» **What you have to do**:
Read through the data and report every line in which the word "Arrêté" occurs.

» **Record excerpts**:
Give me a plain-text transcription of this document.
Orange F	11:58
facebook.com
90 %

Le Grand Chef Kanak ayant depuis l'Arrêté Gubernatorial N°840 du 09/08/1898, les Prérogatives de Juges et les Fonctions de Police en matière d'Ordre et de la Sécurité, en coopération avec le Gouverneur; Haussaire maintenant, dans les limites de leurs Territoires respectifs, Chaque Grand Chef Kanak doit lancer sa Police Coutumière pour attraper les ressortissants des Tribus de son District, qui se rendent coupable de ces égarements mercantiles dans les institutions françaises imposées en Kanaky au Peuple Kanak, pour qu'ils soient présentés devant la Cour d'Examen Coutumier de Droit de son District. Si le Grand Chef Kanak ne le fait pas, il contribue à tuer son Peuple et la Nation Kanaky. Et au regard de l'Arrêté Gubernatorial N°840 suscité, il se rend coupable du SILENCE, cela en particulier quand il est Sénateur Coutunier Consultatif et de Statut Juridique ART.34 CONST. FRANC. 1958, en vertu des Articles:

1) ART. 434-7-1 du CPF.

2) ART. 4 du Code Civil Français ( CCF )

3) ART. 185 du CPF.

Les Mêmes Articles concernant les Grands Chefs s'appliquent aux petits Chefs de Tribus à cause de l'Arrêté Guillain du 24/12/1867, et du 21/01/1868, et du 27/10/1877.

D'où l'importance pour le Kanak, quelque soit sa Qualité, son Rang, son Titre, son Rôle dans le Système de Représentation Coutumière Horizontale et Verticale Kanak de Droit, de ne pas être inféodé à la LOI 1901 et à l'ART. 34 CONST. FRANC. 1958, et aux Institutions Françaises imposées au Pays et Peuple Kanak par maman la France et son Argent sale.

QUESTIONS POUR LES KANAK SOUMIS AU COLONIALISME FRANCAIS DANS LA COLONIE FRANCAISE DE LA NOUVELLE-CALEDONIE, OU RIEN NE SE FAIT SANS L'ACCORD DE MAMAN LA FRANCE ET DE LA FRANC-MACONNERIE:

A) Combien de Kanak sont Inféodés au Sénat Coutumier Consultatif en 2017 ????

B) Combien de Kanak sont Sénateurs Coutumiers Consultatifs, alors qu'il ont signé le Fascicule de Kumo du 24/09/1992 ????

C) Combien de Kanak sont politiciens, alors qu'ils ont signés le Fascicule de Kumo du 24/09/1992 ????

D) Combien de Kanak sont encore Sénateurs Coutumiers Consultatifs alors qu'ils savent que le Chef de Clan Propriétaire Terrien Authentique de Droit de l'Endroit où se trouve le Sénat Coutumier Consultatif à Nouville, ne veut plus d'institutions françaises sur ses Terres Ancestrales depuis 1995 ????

» **Task result**:
Le Grand Chef Kanak ayant depuis l'Arrêté Gubernatorial N°840 du 09/08/1898, les Prérogatives de Juges et les Fonctions de Police en matière d'Ordre et de la Sécurité, en coopération avec le Gouverneur; Haussaire maintenant, dans les limites de leurs Territoires respectifs, Chaque Grand Chef Kanak doit lancer sa Police Coutumière pour attraper les ressortissants des Tribus de son District, qui se rendent coupable de ces égarements mercantiles dans les institutions françaises imposées en Kanaky au Peuple Kanak, pour qu'ils soient présentés devant la Cour d'Examen Coutumier de Droit de son District. Si le Grand Chef Kanak ne le fait pas, il contribue à tuer son Peuple et la Nation Kanaky. Et au regard de l'Arrêté Gubernatorial N°840 suscité, il se rend coupable du SILENCE, cela en particulier quand il est Sénateur Coutunier Consultatif et de Statut Juridique ART.34 CONST. FRANC. 1958, en vertu des Articles:
Les Mêmes Articles concernant les Grands Chefs s'appliquent aux petits Chefs de Tribus à cause de l'Arrêté Guillain du 24/12/1867, et du 21/01/1868, et du 27/10/1877.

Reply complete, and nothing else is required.